■ **LISTING**:
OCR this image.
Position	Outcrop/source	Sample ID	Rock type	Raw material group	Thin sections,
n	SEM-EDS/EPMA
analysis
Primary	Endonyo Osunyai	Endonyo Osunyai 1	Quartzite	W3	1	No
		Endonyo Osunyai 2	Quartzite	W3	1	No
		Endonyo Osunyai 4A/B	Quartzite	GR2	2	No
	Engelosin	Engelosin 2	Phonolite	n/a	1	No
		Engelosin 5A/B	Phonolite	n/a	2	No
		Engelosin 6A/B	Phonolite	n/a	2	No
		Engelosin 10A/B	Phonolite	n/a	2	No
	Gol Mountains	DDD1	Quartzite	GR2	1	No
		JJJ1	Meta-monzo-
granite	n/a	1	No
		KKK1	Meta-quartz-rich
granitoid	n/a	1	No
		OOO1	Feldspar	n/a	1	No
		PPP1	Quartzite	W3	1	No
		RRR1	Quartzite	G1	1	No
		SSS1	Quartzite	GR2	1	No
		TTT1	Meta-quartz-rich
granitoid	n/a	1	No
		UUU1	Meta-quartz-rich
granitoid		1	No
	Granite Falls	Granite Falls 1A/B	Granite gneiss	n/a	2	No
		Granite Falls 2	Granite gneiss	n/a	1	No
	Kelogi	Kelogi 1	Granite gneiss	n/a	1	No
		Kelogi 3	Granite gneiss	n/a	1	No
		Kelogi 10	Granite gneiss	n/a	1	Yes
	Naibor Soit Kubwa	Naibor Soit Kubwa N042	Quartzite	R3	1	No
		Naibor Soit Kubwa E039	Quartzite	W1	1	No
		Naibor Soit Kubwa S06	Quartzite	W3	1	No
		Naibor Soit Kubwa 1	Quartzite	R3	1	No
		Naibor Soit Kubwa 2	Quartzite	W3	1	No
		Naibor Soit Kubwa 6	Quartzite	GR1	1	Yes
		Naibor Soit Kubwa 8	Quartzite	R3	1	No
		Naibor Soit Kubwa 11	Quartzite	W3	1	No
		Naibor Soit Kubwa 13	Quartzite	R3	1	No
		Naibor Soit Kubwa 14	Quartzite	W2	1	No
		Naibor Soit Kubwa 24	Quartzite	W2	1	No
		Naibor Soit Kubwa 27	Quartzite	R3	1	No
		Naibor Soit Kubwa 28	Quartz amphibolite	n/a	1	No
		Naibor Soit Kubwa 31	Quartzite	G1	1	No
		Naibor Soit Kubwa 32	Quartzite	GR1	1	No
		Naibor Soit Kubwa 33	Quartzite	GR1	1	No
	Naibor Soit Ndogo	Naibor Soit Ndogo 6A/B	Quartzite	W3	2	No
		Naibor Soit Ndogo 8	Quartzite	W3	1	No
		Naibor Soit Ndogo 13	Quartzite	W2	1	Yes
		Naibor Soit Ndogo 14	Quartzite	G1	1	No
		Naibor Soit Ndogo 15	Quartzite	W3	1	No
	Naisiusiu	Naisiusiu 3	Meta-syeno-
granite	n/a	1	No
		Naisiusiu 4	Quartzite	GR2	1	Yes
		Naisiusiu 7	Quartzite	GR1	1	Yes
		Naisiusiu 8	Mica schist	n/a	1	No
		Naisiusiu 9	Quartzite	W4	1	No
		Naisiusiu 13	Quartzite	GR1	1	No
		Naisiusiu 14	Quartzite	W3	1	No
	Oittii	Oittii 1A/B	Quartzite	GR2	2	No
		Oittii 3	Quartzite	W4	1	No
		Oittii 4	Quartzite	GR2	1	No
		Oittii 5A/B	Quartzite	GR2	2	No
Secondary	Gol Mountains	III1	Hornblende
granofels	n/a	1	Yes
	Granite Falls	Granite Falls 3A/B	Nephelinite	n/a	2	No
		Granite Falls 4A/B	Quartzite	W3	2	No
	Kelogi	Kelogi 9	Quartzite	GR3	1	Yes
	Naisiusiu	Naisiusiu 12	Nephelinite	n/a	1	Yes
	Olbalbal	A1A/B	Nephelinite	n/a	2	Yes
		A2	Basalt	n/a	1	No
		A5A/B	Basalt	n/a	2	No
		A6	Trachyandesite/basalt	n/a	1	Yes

■ **REQUIREMENTS**: Transcribe every entry verbatim.

■ **WRITTEN RESPONSE**:
OCR this image.
Position	Outcrop/source	Sample ID	Rock type	Raw material group	Thin sections,
n	SEM-EDS/EPMA
analysis
Primary	Endonyo Osunyai	Endonyo Osunyai 1	Quartzite	W3	1	No
		Endonyo Osunyai 2	Quartzite	W3	1	No
		Endonyo Osunyai 4A/B	Quartzite	GR2	2	No
	Engelosin	Engelosin 2	Phonolite	n/a	1	No
		Engelosin 5A/B	Phonolite	n/a	2	No
		Engelosin 6A/B	Phonolite	n/a	2	No
		Engelosin 10A/B	Phonolite	n/a	2	No
	Gol Mountains	DDD1	Quartzite	GR2	1	No
		JJJ1	Meta-monzo-
granite	n/a	1	No
		KKK1	Meta-quartz-rich
granitoid	n/a	1	No
		OOO1	Feldspar	n/a	1	No
		PPP1	Quartzite	W3	1	No
		RRR1	Quartzite	G1	1	No
		SSS1	Quartzite	GR2	1	No
		TTT1	Meta-quartz-rich
granitoid	n/a	1	No
		UUU1	Meta-quartz-rich
granitoid		1	No
	Granite Falls	Granite Falls 1A/B	Granite gneiss	n/a	2	No
		Granite Falls 2	Granite gneiss	n/a	1	No
	Kelogi	Kelogi 1	Granite gneiss	n/a	1	No
		Kelogi 3	Granite gneiss	n/a	1	No
		Kelogi 10	Granite gneiss	n/a	1	Yes
	Naibor Soit Kubwa	Naibor Soit Kubwa N042	Quartzite	R3	1	No
		Naibor Soit Kubwa E039	Quartzite	W1	1	No
		Naibor Soit Kubwa S06	Quartzite	W3	1	No
		Naibor Soit Kubwa 1	Quartzite	R3	1	No
		Naibor Soit Kubwa 2	Quartzite	W3	1	No
		Naibor Soit Kubwa 6	Quartzite	GR1	1	Yes
		Naibor Soit Kubwa 8	Quartzite	R3	1	No
		Naibor Soit Kubwa 11	Quartzite	W3	1	No
		Naibor Soit Kubwa 13	Quartzite	R3	1	No
		Naibor Soit Kubwa 14	Quartzite	W2	1	No
		Naibor Soit Kubwa 24	Quartzite	W2	1	No
		Naibor Soit Kubwa 27	Quartzite	R3	1	No
		Naibor Soit Kubwa 28	Quartz amphibolite	n/a	1	No
		Naibor Soit Kubwa 31	Quartzite	G1	1	No
		Naibor Soit Kubwa 32	Quartzite	GR1	1	No
		Naibor Soit Kubwa 33	Quartzite	GR1	1	No
	Naibor Soit Ndogo	Naibor Soit Ndogo 6A/B	Quartzite	W3	2	No
		Naibor Soit Ndogo 8	Quartzite	W3	1	No
		Naibor Soit Ndogo 13	Quartzite	W2	1	Yes
		Naibor Soit Ndogo 14	Quartzite	G1	1	No
		Naibor Soit Ndogo 15	Quartzite	W3	1	No
	Naisiusiu	Naisiusiu 3	Meta-syeno-
granite	n/a	1	No
		Naisiusiu 4	Quartzite	GR2	1	Yes
		Naisiusiu 7	Quartzite	GR1	1	Yes
		Naisiusiu 8	Mica schist	n/a	1	No
		Naisiusiu 9	Quartzite	W4	1	No
		Naisiusiu 13	Quartzite	GR1	1	No
		Naisiusiu 14	Quartzite	W3	1	No
	Oittii	Oittii 1A/B	Quartzite	GR2	2	No
		Oittii 3	Quartzite	W4	1	No
		Oittii 4	Quartzite	GR2	1	No
		Oittii 5A/B	Quartzite	GR2	2	No
Secondary	Gol Mountains	III1	Hornblende
granofels	n/a	1	Yes
	Granite Falls	Granite Falls 3A/B	Nephelinite	n/a	2	No
		Granite Falls 4A/B	Quartzite	W3	2	No
	Kelogi	Kelogi 9	Quartzite	GR3	1	Yes
	Naisiusiu	Naisiusiu 12	Nephelinite	n/a	1	Yes
	Olbalbal	A1A/B	Nephelinite	n/a	2	Yes
		A2	Basalt	n/a	1	No
		A5A/B	Basalt	n/a	2	No
		A6	Trachyandesite/basalt	n/a	1	Yes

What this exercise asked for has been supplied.